[Begin MATERIAL FOR THIS EXERCISE]

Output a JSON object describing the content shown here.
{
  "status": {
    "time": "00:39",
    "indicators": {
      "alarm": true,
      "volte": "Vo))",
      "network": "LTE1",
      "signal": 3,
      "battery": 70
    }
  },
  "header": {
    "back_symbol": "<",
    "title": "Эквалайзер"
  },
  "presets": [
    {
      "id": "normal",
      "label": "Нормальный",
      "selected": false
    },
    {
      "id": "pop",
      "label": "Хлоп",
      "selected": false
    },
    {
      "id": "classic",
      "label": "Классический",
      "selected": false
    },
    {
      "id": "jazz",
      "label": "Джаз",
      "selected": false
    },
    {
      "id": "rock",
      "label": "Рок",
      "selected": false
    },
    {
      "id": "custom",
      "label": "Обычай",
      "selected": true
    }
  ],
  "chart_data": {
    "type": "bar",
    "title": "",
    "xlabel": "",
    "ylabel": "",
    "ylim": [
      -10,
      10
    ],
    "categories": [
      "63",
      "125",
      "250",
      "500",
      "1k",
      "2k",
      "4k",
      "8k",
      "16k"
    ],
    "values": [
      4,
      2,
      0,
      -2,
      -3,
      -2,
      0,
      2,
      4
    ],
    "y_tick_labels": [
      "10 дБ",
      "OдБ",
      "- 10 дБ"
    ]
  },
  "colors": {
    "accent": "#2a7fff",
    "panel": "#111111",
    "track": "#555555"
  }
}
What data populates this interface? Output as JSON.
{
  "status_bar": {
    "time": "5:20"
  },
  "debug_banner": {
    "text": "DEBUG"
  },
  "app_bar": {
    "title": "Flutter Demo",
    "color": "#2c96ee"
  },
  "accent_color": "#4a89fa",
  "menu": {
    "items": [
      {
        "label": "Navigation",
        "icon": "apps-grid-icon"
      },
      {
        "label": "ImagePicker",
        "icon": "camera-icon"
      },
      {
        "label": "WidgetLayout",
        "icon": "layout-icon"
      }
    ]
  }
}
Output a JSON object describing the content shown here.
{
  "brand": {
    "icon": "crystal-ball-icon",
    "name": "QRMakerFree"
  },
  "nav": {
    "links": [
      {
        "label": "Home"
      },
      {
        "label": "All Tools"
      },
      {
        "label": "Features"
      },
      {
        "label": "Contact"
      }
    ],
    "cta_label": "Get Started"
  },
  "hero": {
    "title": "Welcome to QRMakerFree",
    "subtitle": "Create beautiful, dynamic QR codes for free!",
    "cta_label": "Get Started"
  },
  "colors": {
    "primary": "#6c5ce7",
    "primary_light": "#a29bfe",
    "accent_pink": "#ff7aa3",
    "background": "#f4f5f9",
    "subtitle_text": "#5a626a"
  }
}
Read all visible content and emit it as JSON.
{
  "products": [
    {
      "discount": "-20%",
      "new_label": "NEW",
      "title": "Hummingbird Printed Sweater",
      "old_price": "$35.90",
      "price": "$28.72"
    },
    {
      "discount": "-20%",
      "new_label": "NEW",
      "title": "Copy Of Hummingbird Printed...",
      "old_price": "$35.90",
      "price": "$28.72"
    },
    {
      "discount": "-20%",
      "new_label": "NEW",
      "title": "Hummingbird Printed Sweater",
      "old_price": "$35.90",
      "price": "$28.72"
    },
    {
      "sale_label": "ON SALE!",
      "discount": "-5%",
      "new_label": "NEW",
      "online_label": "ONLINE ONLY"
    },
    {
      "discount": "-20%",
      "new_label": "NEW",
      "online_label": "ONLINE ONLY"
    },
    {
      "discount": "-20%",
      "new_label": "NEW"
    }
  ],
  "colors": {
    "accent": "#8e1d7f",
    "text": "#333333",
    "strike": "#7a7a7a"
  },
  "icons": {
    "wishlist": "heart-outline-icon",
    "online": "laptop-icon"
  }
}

[End MATERIAL FOR THIS EXERCISE]

* REQUIREMENT
What is the number of lines in the records that contain "QRMakerFree"? Give that number only.

* ANSWER
2